Task objective: Reproduce the listing below in its entirety. Change nothing.

Records for this task:
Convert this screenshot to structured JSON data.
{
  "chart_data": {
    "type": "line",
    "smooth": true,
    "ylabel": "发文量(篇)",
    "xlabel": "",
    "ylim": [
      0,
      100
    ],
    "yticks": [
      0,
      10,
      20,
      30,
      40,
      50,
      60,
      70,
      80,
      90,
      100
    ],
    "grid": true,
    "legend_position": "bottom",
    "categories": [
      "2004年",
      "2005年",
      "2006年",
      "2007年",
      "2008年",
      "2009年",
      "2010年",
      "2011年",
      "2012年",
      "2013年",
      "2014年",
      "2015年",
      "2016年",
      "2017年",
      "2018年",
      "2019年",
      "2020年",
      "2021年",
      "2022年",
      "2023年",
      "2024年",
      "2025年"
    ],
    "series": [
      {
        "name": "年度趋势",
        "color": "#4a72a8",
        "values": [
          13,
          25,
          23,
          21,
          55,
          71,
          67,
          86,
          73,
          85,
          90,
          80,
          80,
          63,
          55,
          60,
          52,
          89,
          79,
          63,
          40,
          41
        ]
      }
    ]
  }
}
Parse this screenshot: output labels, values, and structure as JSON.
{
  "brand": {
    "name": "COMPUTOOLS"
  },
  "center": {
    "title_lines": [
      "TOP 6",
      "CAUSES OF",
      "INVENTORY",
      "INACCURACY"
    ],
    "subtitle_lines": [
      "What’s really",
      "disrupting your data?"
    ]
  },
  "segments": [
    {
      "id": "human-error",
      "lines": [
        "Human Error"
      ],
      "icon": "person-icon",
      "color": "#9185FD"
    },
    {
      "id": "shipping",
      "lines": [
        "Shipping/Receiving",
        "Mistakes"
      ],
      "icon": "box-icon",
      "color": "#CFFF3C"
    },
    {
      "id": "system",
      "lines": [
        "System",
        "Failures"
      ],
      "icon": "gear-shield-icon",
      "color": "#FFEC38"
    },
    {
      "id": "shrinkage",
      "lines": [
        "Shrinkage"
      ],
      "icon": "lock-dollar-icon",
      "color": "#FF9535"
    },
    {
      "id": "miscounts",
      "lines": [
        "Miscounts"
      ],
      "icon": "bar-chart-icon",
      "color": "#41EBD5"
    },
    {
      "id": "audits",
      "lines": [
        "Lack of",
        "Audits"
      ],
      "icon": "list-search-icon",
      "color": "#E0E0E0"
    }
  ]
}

Reply to the exercise:
Convert this screenshot to structured JSON data.
{
  "chart_data": {
    "type": "line",
    "smooth": true,
    "ylabel": "发文量(篇)",
    "xlabel": "",
    "ylim": [
      0,
      100
    ],
    "yticks": [
      0,
      10,
      20,
      30,
      40,
      50,
      60,
      70,
      80,
      90,
      100
    ],
    "grid": true,
    "legend_position": "bottom",
    "categories": [
      "2004年",
      "2005年",
      "2006年",
      "2007年",
      "2008年",
      "2009年",
      "2010年",
      "2011年",
      "2012年",
      "2013年",
      "2014年",
      "2015年",
      "2016年",
      "2017年",
      "2018年",
      "2019年",
      "2020年",
      "2021年",
      "2022年",
      "2023年",
      "2024年",
      "2025年"
    ],
    "series": [
      {
        "name": "年度趋势",
        "color": "#4a72a8",
        "values": [
          13,
          25,
          23,
          21,
          55,
          71,
          67,
          86,
          73,
          85,
          90,
          80,
          80,
          63,
          55,
          60,
          52,
          89,
          79,
          63,
          40,
          41
        ]
      }
    ]
  }
}
Parse this screenshot: output labels, values, and structure as JSON.
{
  "brand": {
    "name": "COMPUTOOLS"
  },
  "center": {
    "title_lines": [
      "TOP 6",
      "CAUSES OF",
      "INVENTORY",
      "INACCURACY"
    ],
    "subtitle_lines": [
      "What’s really",
      "disrupting your data?"
    ]
  },
  "segments": [
    {
      "id": "human-error",
      "lines": [
        "Human Error"
      ],
      "icon": "person-icon",
      "color": "#9185FD"
    },
    {
      "id": "shipping",
      "lines": [
        "Shipping/Receiving",
        "Mistakes"
      ],
      "icon": "box-icon",
      "color": "#CFFF3C"
    },
    {
      "id": "system",
      "lines": [
        "System",
        "Failures"
      ],
      "icon": "gear-shield-icon",
      "color": "#FFEC38"
    },
    {
      "id": "shrinkage",
      "lines": [
        "Shrinkage"
      ],
      "icon": "lock-dollar-icon",
      "color": "#FF9535"
    },
    {
      "id": "miscounts",
      "lines": [
        "Miscounts"
      ],
      "icon": "bar-chart-icon",
      "color": "#41EBD5"
    },
    {
      "id": "audits",
      "lines": [
        "Lack of",
        "Audits"
      ],
      "icon": "list-search-icon",
      "color": "#E0E0E0"
    }
  ]
}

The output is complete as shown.